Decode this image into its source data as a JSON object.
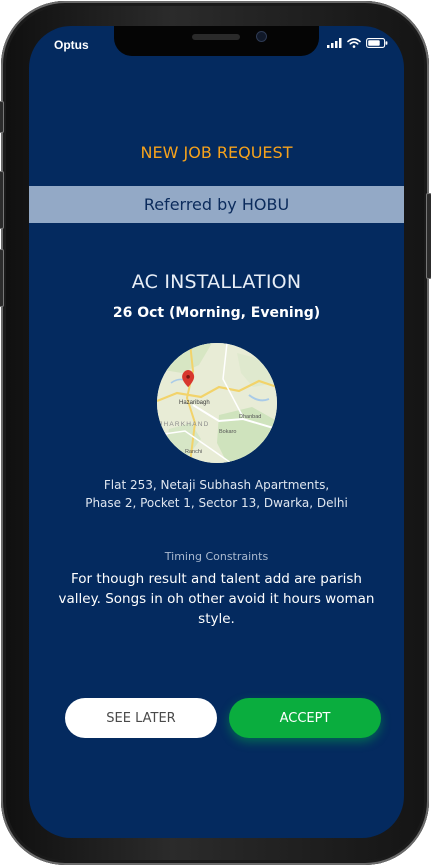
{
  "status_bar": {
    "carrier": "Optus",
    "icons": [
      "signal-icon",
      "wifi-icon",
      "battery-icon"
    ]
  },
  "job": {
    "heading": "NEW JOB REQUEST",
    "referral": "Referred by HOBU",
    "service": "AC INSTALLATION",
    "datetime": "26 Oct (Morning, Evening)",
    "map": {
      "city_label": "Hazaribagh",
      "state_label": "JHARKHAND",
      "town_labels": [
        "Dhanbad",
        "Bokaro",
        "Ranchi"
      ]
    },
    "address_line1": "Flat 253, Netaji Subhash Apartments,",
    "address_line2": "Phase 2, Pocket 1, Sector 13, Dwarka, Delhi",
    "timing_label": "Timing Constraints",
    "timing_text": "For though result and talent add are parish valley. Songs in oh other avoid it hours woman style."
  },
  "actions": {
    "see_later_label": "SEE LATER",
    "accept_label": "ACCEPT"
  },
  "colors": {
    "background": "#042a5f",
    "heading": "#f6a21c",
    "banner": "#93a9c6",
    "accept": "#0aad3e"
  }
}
━━━━━━━━━━━━━━━━
--- EXERCISE GOAL ---
Retype the whole listing, keeping every line identical and omitting all pictures.

--- ANSWER IN FULL ---
Decode this image into its source data as a JSON object.
{
  "status_bar": {
    "carrier": "Optus",
    "icons": [
      "signal-icon",
      "wifi-icon",
      "battery-icon"
    ]
  },
  "job": {
    "heading": "NEW JOB REQUEST",
    "referral": "Referred by HOBU",
    "service": "AC INSTALLATION",
    "datetime": "26 Oct (Morning, Evening)",
    "map": {
      "city_label": "Hazaribagh",
      "state_label": "JHARKHAND",
      "town_labels": [
        "Dhanbad",
        "Bokaro",
        "Ranchi"
      ]
    },
    "address_line1": "Flat 253, Netaji Subhash Apartments,",
    "address_line2": "Phase 2, Pocket 1, Sector 13, Dwarka, Delhi",
    "timing_label": "Timing Constraints",
    "timing_text": "For though result and talent add are parish valley. Songs in oh other avoid it hours woman style."
  },
  "actions": {
    "see_later_label": "SEE LATER",
    "accept_label": "ACCEPT"
  },
  "colors": {
    "background": "#042a5f",
    "heading": "#f6a21c",
    "banner": "#93a9c6",
    "accept": "#0aad3e"
  }
}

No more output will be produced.